A block of data
>> Begin

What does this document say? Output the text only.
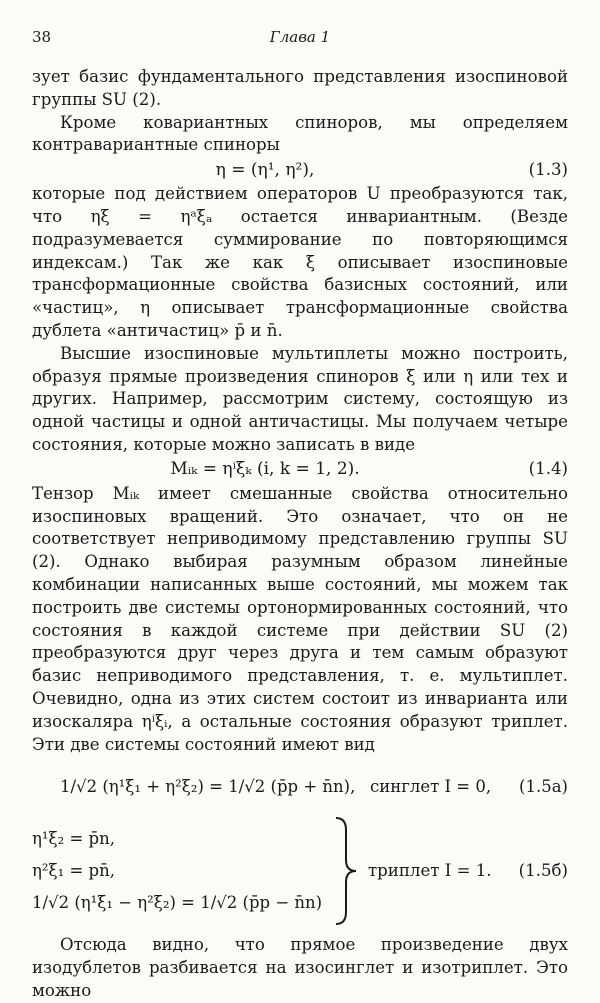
38	Глава 1

зует базис фундаментального представления изоспиновой группы SU (2).

Кроме ковариантных спиноров, мы определяем контравариантные спиноры

η = (η¹, η²),	(1.3)

которые под действием операторов U преобразуются так, что ηξ = ηᵃξₐ остается инвариантным. (Везде подразумевается суммирование по повторяющимся индексам.) Так же как ξ описывает изоспиновые трансформационные свойства базисных состояний, или «частиц», η описывает трансформационные свойства дублета «античастиц» p̄ и n̄.

Высшие изоспиновые мультиплеты можно построить, образуя прямые произведения спиноров ξ или η или тех и других. Например, рассмотрим систему, состоящую из одной частицы и одной античастицы. Мы получаем четыре состояния, которые можно записать в виде

Mᵢₖ = ηⁱξₖ (i, k = 1, 2).	(1.4)

Тензор Mᵢₖ имеет смешанные свойства относительно изоспиновых вращений. Это означает, что он не соответствует неприводимому представлению группы SU (2). Однако выбирая разумным образом линейные комбинации написанных выше состояний, мы можем так построить две системы ортонормированных состояний, что состояния в каждой системе при действии SU (2) преобразуются друг через друга и тем самым образуют базис неприводимого представления, т. е. мультиплет. Очевидно, одна из этих систем состоит из инварианта или изоскаляра ηⁱξᵢ, а остальные состояния образуют триплет. Эти две системы состояний имеют вид

1/√2 (η¹ξ₁ + η²ξ₂) = 1/√2 (p̄p + n̄n), синглет I = 0,	(1.5а)
η¹ξ₂ = p̄n,
η²ξ₁ = pn̄,
1/√2 (η¹ξ₁ − η²ξ₂) = 1/√2 (p̄p − n̄n)
триплет I = 1.	(1.5б)

Отсюда видно, что прямое произведение двух изодублетов разбивается на изосинглет и изотриплет. Это можно
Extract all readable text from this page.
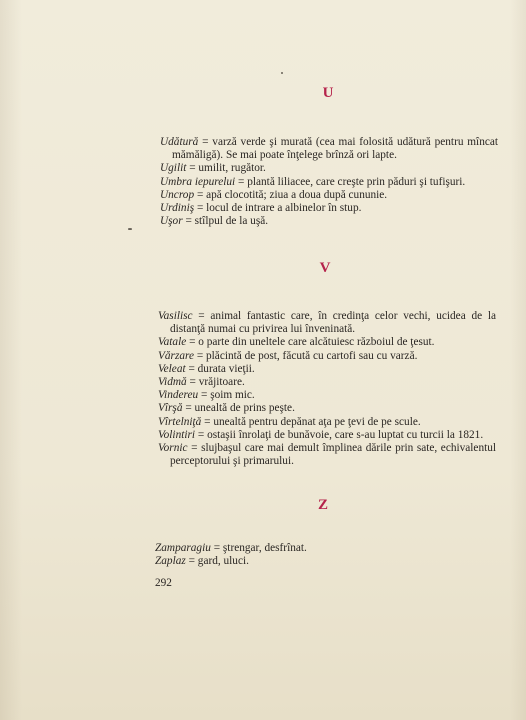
U

Udătură = varză verde şi murată (cea mai folosită udătură pentru mîncat mămăligă). Se mai poate înţelege brînză ori lapte.

Ugilit = umilit, rugător.

Umbra iepurelui = plantă liliacee, care creşte prin păduri şi tufişuri.

Uncrop = apă clocotită; ziua a doua după cununie.

Urdiniş = locul de intrare a albinelor în stup.

Uşor = stîlpul de la uşă.

V

Vasilisc = animal fantastic care, în credinţa celor vechi, ucidea de la distanţă numai cu privirea lui înveninată.

Vatale = o parte din uneltele care alcătuiesc războiul de ţesut.

Vărzare = plăcintă de post, făcută cu cartofi sau cu varză.

Veleat = durata vieţii.

Vidmă = vrăjitoare.

Vindereu = şoim mic.

Vîrşă = unealtă de prins peşte.

Vîrtelniţă = unealtă pentru depănat aţa pe ţevi de pe scule.

Volintiri = ostaşii înrolaţi de bunăvoie, care s-au luptat cu turcii la 1821.

Vornic = slujbaşul care mai demult împlinea dările prin sate, echivalentul perceptorului şi primarului.

Z

Zamparagiu = ştrengar, desfrînat.

Zaplaz = gard, uluci.

292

>> End

• WRITTEN PROBLEM
Starting at the line that contains "Extract all readable text from this page.", write out every line through the end of the entries, both ends included, without any pictures.

• FULL OUTPUT
Extract all readable text from this page.
U

Udătură = varză verde şi murată (cea mai folosită udătură pentru mîncat mămăligă). Se mai poate înţelege brînză ori lapte.

Ugilit = umilit, rugător.

Umbra iepurelui = plantă liliacee, care creşte prin păduri şi tufişuri.

Uncrop = apă clocotită; ziua a doua după cununie.

Urdiniş = locul de intrare a albinelor în stup.

Uşor = stîlpul de la uşă.

V

Vasilisc = animal fantastic care, în credinţa celor vechi, ucidea de la distanţă numai cu privirea lui înveninată.

Vatale = o parte din uneltele care alcătuiesc războiul de ţesut.

Vărzare = plăcintă de post, făcută cu cartofi sau cu varză.

Veleat = durata vieţii.

Vidmă = vrăjitoare.

Vindereu = şoim mic.

Vîrşă = unealtă de prins peşte.

Vîrtelniţă = unealtă pentru depănat aţa pe ţevi de pe scule.

Volintiri = ostaşii înrolaţi de bunăvoie, care s-au luptat cu turcii la 1821.

Vornic = slujbaşul care mai demult împlinea dările prin sate, echivalentul perceptorului şi primarului.

Z

Zamparagiu = ştrengar, desfrînat.

Zaplaz = gard, uluci.

292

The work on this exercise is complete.